» **Problem to solve**:
Your task is to repeat the entries exactly. Leave the pictures out.

» **Extracted data entries**:
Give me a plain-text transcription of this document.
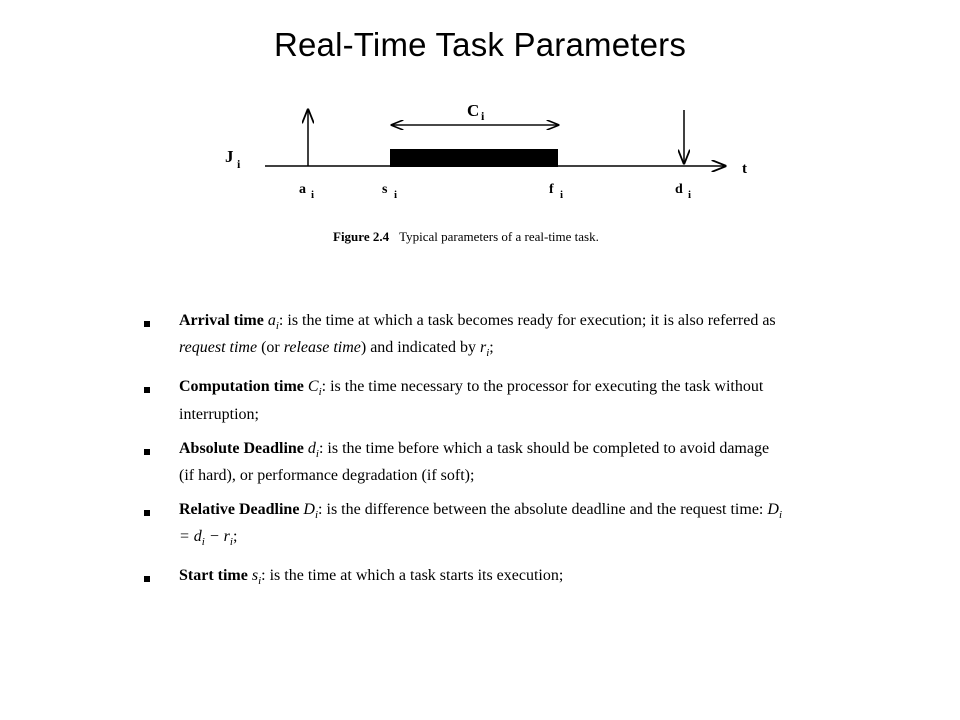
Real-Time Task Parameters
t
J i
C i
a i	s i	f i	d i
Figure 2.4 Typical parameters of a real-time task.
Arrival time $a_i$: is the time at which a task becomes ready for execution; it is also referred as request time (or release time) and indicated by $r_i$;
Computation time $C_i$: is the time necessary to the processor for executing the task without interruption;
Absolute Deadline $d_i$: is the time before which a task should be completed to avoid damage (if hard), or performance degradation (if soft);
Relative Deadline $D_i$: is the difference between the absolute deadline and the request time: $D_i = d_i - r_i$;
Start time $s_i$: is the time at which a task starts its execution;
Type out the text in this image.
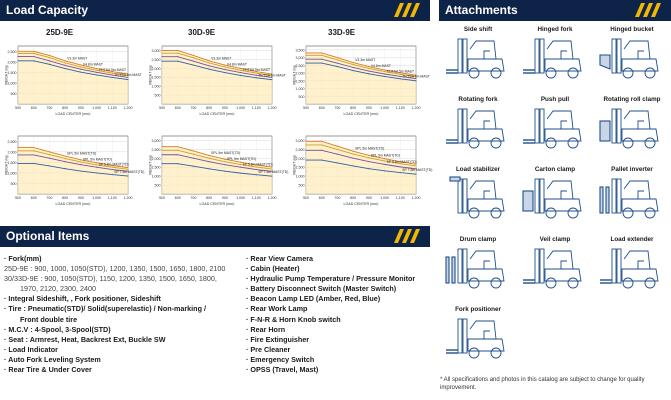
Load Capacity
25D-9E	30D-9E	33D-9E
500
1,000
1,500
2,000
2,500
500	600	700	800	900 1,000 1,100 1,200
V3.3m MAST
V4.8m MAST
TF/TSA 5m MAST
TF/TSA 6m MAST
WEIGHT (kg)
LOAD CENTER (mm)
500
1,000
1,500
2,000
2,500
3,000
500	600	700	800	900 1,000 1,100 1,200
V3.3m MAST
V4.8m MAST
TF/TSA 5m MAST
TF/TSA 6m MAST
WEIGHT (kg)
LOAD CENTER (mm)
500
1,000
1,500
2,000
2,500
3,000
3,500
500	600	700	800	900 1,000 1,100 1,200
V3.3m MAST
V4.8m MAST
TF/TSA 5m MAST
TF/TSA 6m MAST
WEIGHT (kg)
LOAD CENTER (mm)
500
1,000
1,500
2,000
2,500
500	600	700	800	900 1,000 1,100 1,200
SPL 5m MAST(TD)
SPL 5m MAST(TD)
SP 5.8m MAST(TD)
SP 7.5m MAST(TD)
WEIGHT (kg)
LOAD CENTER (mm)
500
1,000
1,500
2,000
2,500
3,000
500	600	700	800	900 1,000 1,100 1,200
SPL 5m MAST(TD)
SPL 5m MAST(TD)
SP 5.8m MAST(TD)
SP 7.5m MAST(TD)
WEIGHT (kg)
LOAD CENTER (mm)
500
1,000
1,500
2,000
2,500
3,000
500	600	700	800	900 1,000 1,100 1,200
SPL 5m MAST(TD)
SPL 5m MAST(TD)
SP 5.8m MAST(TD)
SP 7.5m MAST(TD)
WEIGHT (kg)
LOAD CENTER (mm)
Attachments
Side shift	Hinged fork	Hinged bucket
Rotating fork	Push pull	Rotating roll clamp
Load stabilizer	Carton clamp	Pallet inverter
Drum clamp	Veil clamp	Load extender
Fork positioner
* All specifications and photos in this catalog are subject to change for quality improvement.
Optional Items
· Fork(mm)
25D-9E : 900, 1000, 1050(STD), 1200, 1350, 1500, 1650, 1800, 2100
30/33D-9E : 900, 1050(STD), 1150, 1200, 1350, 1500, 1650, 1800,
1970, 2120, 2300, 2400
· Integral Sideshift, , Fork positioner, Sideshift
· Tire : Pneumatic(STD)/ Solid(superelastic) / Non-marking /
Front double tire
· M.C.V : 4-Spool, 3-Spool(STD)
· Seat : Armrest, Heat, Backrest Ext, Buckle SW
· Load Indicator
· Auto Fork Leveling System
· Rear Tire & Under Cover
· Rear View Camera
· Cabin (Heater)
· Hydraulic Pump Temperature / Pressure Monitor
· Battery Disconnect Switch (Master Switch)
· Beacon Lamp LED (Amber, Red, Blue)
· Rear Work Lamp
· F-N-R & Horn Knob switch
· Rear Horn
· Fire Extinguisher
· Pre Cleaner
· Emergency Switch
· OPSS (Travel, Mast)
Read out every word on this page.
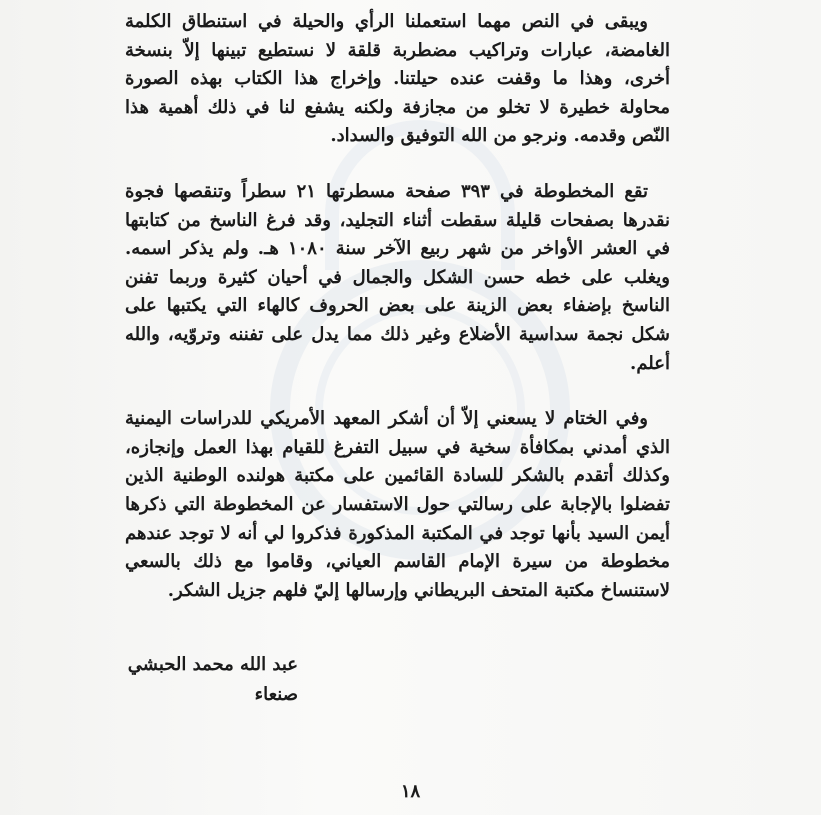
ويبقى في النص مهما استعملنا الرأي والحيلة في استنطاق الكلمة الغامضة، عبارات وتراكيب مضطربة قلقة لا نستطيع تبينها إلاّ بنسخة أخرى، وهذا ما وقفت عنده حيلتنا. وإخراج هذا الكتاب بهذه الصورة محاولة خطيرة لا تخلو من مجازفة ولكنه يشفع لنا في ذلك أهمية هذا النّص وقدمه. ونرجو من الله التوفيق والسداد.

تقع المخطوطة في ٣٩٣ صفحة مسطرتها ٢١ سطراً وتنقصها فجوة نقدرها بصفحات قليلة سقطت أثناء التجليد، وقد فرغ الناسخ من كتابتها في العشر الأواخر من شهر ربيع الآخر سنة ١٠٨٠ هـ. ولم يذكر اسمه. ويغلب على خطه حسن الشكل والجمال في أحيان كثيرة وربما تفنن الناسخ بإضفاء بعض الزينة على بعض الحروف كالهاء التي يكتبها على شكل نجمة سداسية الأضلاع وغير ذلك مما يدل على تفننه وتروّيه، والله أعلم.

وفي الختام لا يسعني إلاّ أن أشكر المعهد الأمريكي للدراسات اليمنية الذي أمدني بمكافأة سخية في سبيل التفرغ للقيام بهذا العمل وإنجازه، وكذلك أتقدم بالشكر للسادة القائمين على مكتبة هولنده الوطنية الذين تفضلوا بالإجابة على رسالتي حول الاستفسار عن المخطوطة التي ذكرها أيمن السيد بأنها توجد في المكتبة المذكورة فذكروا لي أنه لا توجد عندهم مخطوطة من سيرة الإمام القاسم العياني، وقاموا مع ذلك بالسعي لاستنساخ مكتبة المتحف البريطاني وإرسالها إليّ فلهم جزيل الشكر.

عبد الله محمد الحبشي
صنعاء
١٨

» **Response to the exercise**:
Give me a plain-text transcription of this document.
Real-Time Task Parameters
t
J i
C i
a i	s i	f i	d i
Figure 2.4 Typical parameters of a real-time task.
Arrival time $a_i$: is the time at which a task becomes ready for execution; it is also referred as request time (or release time) and indicated by $r_i$;
Computation time $C_i$: is the time necessary to the processor for executing the task without interruption;
Absolute Deadline $d_i$: is the time before which a task should be completed to avoid damage (if hard), or performance degradation (if soft);
Relative Deadline $D_i$: is the difference between the absolute deadline and the request time: $D_i = d_i - r_i$;
Start time $s_i$: is the time at which a task starts its execution;
Type out the text in this image.
Load Capacity
25D-9E	30D-9E	33D-9E
500
1,000
1,500
2,000
2,500
500	600	700	800	900 1,000 1,100 1,200
V3.3m MAST
V4.8m MAST
TF/TSA 5m MAST
TF/TSA 6m MAST
WEIGHT (kg)
LOAD CENTER (mm)
500
1,000
1,500
2,000
2,500
3,000
500	600	700	800	900 1,000 1,100 1,200
V3.3m MAST
V4.8m MAST
TF/TSA 5m MAST
TF/TSA 6m MAST
WEIGHT (kg)
LOAD CENTER (mm)
500
1,000
1,500
2,000
2,500
3,000
3,500
500	600	700	800	900 1,000 1,100 1,200
V3.3m MAST
V4.8m MAST
TF/TSA 5m MAST
TF/TSA 6m MAST
WEIGHT (kg)
LOAD CENTER (mm)
500
1,000
1,500
2,000
2,500
500	600	700	800	900 1,000 1,100 1,200
SPL 5m MAST(TD)
SPL 5m MAST(TD)
SP 5.8m MAST(TD)
SP 7.5m MAST(TD)
WEIGHT (kg)
LOAD CENTER (mm)
500
1,000
1,500
2,000
2,500
3,000
500	600	700	800	900 1,000 1,100 1,200
SPL 5m MAST(TD)
SPL 5m MAST(TD)
SP 5.8m MAST(TD)
SP 7.5m MAST(TD)
WEIGHT (kg)
LOAD CENTER (mm)
500
1,000
1,500
2,000
2,500
3,000
500	600	700	800	900 1,000 1,100 1,200
SPL 5m MAST(TD)
SPL 5m MAST(TD)
SP 5.8m MAST(TD)
SP 7.5m MAST(TD)
WEIGHT (kg)
LOAD CENTER (mm)
Attachments
Side shift	Hinged fork	Hinged bucket
Rotating fork	Push pull	Rotating roll clamp
Load stabilizer	Carton clamp	Pallet inverter
Drum clamp	Veil clamp	Load extender
Fork positioner
* All specifications and photos in this catalog are subject to change for quality improvement.
Optional Items
· Fork(mm)
25D-9E : 900, 1000, 1050(STD), 1200, 1350, 1500, 1650, 1800, 2100
30/33D-9E : 900, 1050(STD), 1150, 1200, 1350, 1500, 1650, 1800,
1970, 2120, 2300, 2400
· Integral Sideshift, , Fork positioner, Sideshift
· Tire : Pneumatic(STD)/ Solid(superelastic) / Non-marking /
Front double tire
· M.C.V : 4-Spool, 3-Spool(STD)
· Seat : Armrest, Heat, Backrest Ext, Buckle SW
· Load Indicator
· Auto Fork Leveling System
· Rear Tire & Under Cover
· Rear View Camera
· Cabin (Heater)
· Hydraulic Pump Temperature / Pressure Monitor
· Battery Disconnect Switch (Master Switch)
· Beacon Lamp LED (Amber, Red, Blue)
· Rear Work Lamp
· F-N-R & Horn Knob switch
· Rear Horn
· Fire Extinguisher
· Pre Cleaner
· Emergency Switch
· OPSS (Travel, Mast)
Read out every word on this page.
ويبقى في النص مهما استعملنا الرأي والحيلة في استنطاق الكلمة الغامضة، عبارات وتراكيب مضطربة قلقة لا نستطيع تبينها إلاّ بنسخة أخرى، وهذا ما وقفت عنده حيلتنا. وإخراج هذا الكتاب بهذه الصورة محاولة خطيرة لا تخلو من مجازفة ولكنه يشفع لنا في ذلك أهمية هذا النّص وقدمه. ونرجو من الله التوفيق والسداد.

تقع المخطوطة في ٣٩٣ صفحة مسطرتها ٢١ سطراً وتنقصها فجوة نقدرها بصفحات قليلة سقطت أثناء التجليد، وقد فرغ الناسخ من كتابتها في العشر الأواخر من شهر ربيع الآخر سنة ١٠٨٠ هـ. ولم يذكر اسمه. ويغلب على خطه حسن الشكل والجمال في أحيان كثيرة وربما تفنن الناسخ بإضفاء بعض الزينة على بعض الحروف كالهاء التي يكتبها على شكل نجمة سداسية الأضلاع وغير ذلك مما يدل على تفننه وتروّيه، والله أعلم.

وفي الختام لا يسعني إلاّ أن أشكر المعهد الأمريكي للدراسات اليمنية الذي أمدني بمكافأة سخية في سبيل التفرغ للقيام بهذا العمل وإنجازه، وكذلك أتقدم بالشكر للسادة القائمين على مكتبة هولنده الوطنية الذين تفضلوا بالإجابة على رسالتي حول الاستفسار عن المخطوطة التي ذكرها أيمن السيد بأنها توجد في المكتبة المذكورة فذكروا لي أنه لا توجد عندهم مخطوطة من سيرة الإمام القاسم العياني، وقاموا مع ذلك بالسعي لاستنساخ مكتبة المتحف البريطاني وإرسالها إليّ فلهم جزيل الشكر.

عبد الله محمد الحبشي
صنعاء
١٨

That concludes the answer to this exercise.